RECORDS SHOWN Block Start

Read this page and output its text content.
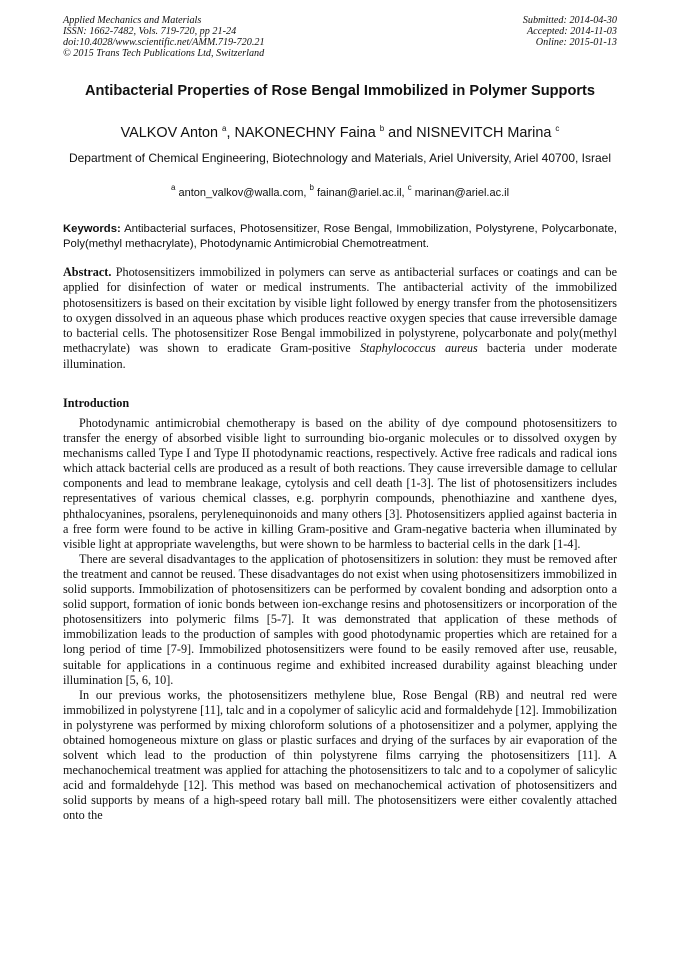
Applied Mechanics and Materials
ISSN: 1662-7482, Vols. 719-720, pp 21-24
doi:10.4028/www.scientific.net/AMM.719-720.21
© 2015 Trans Tech Publications Ltd, Switzerland
Submitted: 2014-04-30
Accepted: 2014-11-03
Online: 2015-01-13
Antibacterial Properties of Rose Bengal Immobilized in Polymer Supports
VALKOV Anton $^a$, NAKONECHNY Faina $^b$ and NISNEVITCH Marina $^c$
Department of Chemical Engineering, Biotechnology and Materials, Ariel University, Ariel 40700, Israel
$^a$ anton_valkov@walla.com, $^b$ fainan@ariel.ac.il, $^c$ marinan@ariel.ac.il
Keywords: Antibacterial surfaces, Photosensitizer, Rose Bengal, Immobilization, Polystyrene, Polycarbonate, Poly(methyl methacrylate), Photodynamic Antimicrobial Chemotreatment.
Abstract. Photosensitizers immobilized in polymers can serve as antibacterial surfaces or coatings and can be applied for disinfection of water or medical instruments. The antibacterial activity of the immobilized photosensitizers is based on their excitation by visible light followed by energy transfer from the photosensitizers to oxygen dissolved in an aqueous phase which produces reactive oxygen species that cause irreversible damage to bacterial cells. The photosensitizer Rose Bengal immobilized in polystyrene, polycarbonate and poly(methyl methacrylate) was shown to eradicate Gram-positive Staphylococcus aureus bacteria under moderate illumination.
Introduction

Photodynamic antimicrobial chemotherapy is based on the ability of dye compound photosensitizers to transfer the energy of absorbed visible light to surrounding bio-organic molecules or to dissolved oxygen by mechanisms called Type I and Type II photodynamic reactions, respectively. Active free radicals and radical ions which attack bacterial cells are produced as a result of both reactions. They cause irreversible damage to cellular components and lead to membrane leakage, cytolysis and cell death [1-3]. The list of photosensitizers includes representatives of various chemical classes, e.g. porphyrin compounds, phenothiazine and xanthene dyes, phthalocyanines, psoralens, perylenequinonoids and many others [3]. Photosensitizers applied against bacteria in a free form were found to be active in killing Gram-positive and Gram-negative bacteria when illuminated by visible light at appropriate wavelengths, but were shown to be harmless to bacterial cells in the dark [1-4].

There are several disadvantages to the application of photosensitizers in solution: they must be removed after the treatment and cannot be reused. These disadvantages do not exist when using photosensitizers immobilized in solid supports. Immobilization of photosensitizers can be performed by covalent bonding and adsorption onto a solid support, formation of ionic bonds between ion-exchange resins and photosensitizers or incorporation of the photosensitizers into polymeric films [5-7]. It was demonstrated that application of these methods of immobilization leads to the production of samples with good photodynamic properties which are retained for a long period of time [7-9]. Immobilized photosensitizers were found to be easily removed after use, reusable, suitable for applications in a continuous regime and exhibited increased durability against bleaching under illumination [5, 6, 10].

In our previous works, the photosensitizers methylene blue, Rose Bengal (RB) and neutral red were immobilized in polystyrene [11], talc and in a copolymer of salicylic acid and formaldehyde [12]. Immobilization in polystyrene was performed by mixing chloroform solutions of a photosensitizer and a polymer, applying the obtained homogeneous mixture on glass or plastic surfaces and drying of the surfaces by air evaporation of the solvent which lead to the production of thin polystyrene films carrying the photosensitizers [11]. A mechanochemical treatment was applied for attaching the photosensitizers to talc and to a copolymer of salicylic acid and formaldehyde [12]. This method was based on mechanochemical activation of photosensitizers and solid supports by means of a high-speed rotary ball mill. The photosensitizers were either covalently attached onto the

RECORDS SHOWN Block End

> _THE PROBLEM_:
Your copy of the records above should be exact and contain no pictures.

> _RESULT OF THE EXERCISE_:
Read this page and output its text content.
Applied Mechanics and Materials
ISSN: 1662-7482, Vols. 719-720, pp 21-24
doi:10.4028/www.scientific.net/AMM.719-720.21
© 2015 Trans Tech Publications Ltd, Switzerland
Submitted: 2014-04-30
Accepted: 2014-11-03
Online: 2015-01-13
Antibacterial Properties of Rose Bengal Immobilized in Polymer Supports
VALKOV Anton $^a$, NAKONECHNY Faina $^b$ and NISNEVITCH Marina $^c$
Department of Chemical Engineering, Biotechnology and Materials, Ariel University, Ariel 40700, Israel
$^a$ anton_valkov@walla.com, $^b$ fainan@ariel.ac.il, $^c$ marinan@ariel.ac.il
Keywords: Antibacterial surfaces, Photosensitizer, Rose Bengal, Immobilization, Polystyrene, Polycarbonate, Poly(methyl methacrylate), Photodynamic Antimicrobial Chemotreatment.
Abstract. Photosensitizers immobilized in polymers can serve as antibacterial surfaces or coatings and can be applied for disinfection of water or medical instruments. The antibacterial activity of the immobilized photosensitizers is based on their excitation by visible light followed by energy transfer from the photosensitizers to oxygen dissolved in an aqueous phase which produces reactive oxygen species that cause irreversible damage to bacterial cells. The photosensitizer Rose Bengal immobilized in polystyrene, polycarbonate and poly(methyl methacrylate) was shown to eradicate Gram-positive Staphylococcus aureus bacteria under moderate illumination.
Introduction

Photodynamic antimicrobial chemotherapy is based on the ability of dye compound photosensitizers to transfer the energy of absorbed visible light to surrounding bio-organic molecules or to dissolved oxygen by mechanisms called Type I and Type II photodynamic reactions, respectively. Active free radicals and radical ions which attack bacterial cells are produced as a result of both reactions. They cause irreversible damage to cellular components and lead to membrane leakage, cytolysis and cell death [1-3]. The list of photosensitizers includes representatives of various chemical classes, e.g. porphyrin compounds, phenothiazine and xanthene dyes, phthalocyanines, psoralens, perylenequinonoids and many others [3]. Photosensitizers applied against bacteria in a free form were found to be active in killing Gram-positive and Gram-negative bacteria when illuminated by visible light at appropriate wavelengths, but were shown to be harmless to bacterial cells in the dark [1-4].

There are several disadvantages to the application of photosensitizers in solution: they must be removed after the treatment and cannot be reused. These disadvantages do not exist when using photosensitizers immobilized in solid supports. Immobilization of photosensitizers can be performed by covalent bonding and adsorption onto a solid support, formation of ionic bonds between ion-exchange resins and photosensitizers or incorporation of the photosensitizers into polymeric films [5-7]. It was demonstrated that application of these methods of immobilization leads to the production of samples with good photodynamic properties which are retained for a long period of time [7-9]. Immobilized photosensitizers were found to be easily removed after use, reusable, suitable for applications in a continuous regime and exhibited increased durability against bleaching under illumination [5, 6, 10].

In our previous works, the photosensitizers methylene blue, Rose Bengal (RB) and neutral red were immobilized in polystyrene [11], talc and in a copolymer of salicylic acid and formaldehyde [12]. Immobilization in polystyrene was performed by mixing chloroform solutions of a photosensitizer and a polymer, applying the obtained homogeneous mixture on glass or plastic surfaces and drying of the surfaces by air evaporation of the solvent which lead to the production of thin polystyrene films carrying the photosensitizers [11]. A mechanochemical treatment was applied for attaching the photosensitizers to talc and to a copolymer of salicylic acid and formaldehyde [12]. This method was based on mechanochemical activation of photosensitizers and solid supports by means of a high-speed rotary ball mill. The photosensitizers were either covalently attached onto the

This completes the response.